TASK TO CARRY OUT.
Exactly reproduce the lines that follow.

DATA PROVIDED.

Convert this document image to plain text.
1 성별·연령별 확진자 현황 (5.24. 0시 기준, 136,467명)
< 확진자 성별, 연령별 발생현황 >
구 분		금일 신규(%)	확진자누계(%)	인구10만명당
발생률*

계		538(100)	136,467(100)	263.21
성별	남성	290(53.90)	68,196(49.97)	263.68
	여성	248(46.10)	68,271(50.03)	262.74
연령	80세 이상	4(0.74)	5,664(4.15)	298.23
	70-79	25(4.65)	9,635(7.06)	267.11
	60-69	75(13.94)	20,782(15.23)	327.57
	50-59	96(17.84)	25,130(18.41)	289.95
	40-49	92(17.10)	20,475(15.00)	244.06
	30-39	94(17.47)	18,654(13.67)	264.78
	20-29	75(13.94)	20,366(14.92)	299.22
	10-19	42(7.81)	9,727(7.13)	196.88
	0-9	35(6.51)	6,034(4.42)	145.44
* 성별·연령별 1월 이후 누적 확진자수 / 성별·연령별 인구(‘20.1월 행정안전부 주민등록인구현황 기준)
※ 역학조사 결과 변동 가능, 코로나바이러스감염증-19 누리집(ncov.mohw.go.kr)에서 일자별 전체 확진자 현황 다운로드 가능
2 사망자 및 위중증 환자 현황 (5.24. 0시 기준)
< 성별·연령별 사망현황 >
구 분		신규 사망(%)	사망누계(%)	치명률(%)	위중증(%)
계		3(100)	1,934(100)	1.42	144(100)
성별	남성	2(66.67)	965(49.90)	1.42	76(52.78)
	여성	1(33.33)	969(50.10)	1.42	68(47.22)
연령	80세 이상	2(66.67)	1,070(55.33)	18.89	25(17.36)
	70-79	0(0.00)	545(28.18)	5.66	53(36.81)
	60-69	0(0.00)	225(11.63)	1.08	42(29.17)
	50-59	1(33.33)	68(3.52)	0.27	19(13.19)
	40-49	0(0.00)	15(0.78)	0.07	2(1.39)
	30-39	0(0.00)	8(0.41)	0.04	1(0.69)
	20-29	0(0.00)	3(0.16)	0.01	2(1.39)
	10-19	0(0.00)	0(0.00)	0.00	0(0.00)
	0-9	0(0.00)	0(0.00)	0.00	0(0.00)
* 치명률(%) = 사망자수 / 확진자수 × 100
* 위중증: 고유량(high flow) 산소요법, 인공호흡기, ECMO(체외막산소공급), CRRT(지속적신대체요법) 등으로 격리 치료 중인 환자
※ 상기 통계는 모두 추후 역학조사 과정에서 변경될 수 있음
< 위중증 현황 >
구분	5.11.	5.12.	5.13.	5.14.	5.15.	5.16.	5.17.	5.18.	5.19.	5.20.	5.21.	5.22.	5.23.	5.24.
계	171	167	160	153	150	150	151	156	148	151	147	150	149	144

ANSWER TO THE TASK.
Convert this document image to plain text.
1 성별·연령별 확진자 현황 (5.24. 0시 기준, 136,467명)
< 확진자 성별, 연령별 발생현황 >
구 분		금일 신규(%)	확진자누계(%)	인구10만명당
발생률*

계		538(100)	136,467(100)	263.21
성별	남성	290(53.90)	68,196(49.97)	263.68
	여성	248(46.10)	68,271(50.03)	262.74
연령	80세 이상	4(0.74)	5,664(4.15)	298.23
	70-79	25(4.65)	9,635(7.06)	267.11
	60-69	75(13.94)	20,782(15.23)	327.57
	50-59	96(17.84)	25,130(18.41)	289.95
	40-49	92(17.10)	20,475(15.00)	244.06
	30-39	94(17.47)	18,654(13.67)	264.78
	20-29	75(13.94)	20,366(14.92)	299.22
	10-19	42(7.81)	9,727(7.13)	196.88
	0-9	35(6.51)	6,034(4.42)	145.44
* 성별·연령별 1월 이후 누적 확진자수 / 성별·연령별 인구(‘20.1월 행정안전부 주민등록인구현황 기준)
※ 역학조사 결과 변동 가능, 코로나바이러스감염증-19 누리집(ncov.mohw.go.kr)에서 일자별 전체 확진자 현황 다운로드 가능
2 사망자 및 위중증 환자 현황 (5.24. 0시 기준)
< 성별·연령별 사망현황 >
구 분		신규 사망(%)	사망누계(%)	치명률(%)	위중증(%)
계		3(100)	1,934(100)	1.42	144(100)
성별	남성	2(66.67)	965(49.90)	1.42	76(52.78)
	여성	1(33.33)	969(50.10)	1.42	68(47.22)
연령	80세 이상	2(66.67)	1,070(55.33)	18.89	25(17.36)
	70-79	0(0.00)	545(28.18)	5.66	53(36.81)
	60-69	0(0.00)	225(11.63)	1.08	42(29.17)
	50-59	1(33.33)	68(3.52)	0.27	19(13.19)
	40-49	0(0.00)	15(0.78)	0.07	2(1.39)
	30-39	0(0.00)	8(0.41)	0.04	1(0.69)
	20-29	0(0.00)	3(0.16)	0.01	2(1.39)
	10-19	0(0.00)	0(0.00)	0.00	0(0.00)
	0-9	0(0.00)	0(0.00)	0.00	0(0.00)
* 치명률(%) = 사망자수 / 확진자수 × 100
* 위중증: 고유량(high flow) 산소요법, 인공호흡기, ECMO(체외막산소공급), CRRT(지속적신대체요법) 등으로 격리 치료 중인 환자
※ 상기 통계는 모두 추후 역학조사 과정에서 변경될 수 있음
< 위중증 현황 >
구분	5.11.	5.12.	5.13.	5.14.	5.15.	5.16.	5.17.	5.18.	5.19.	5.20.	5.21.	5.22.	5.23.	5.24.
계	171	167	160	153	150	150	151	156	148	151	147	150	149	144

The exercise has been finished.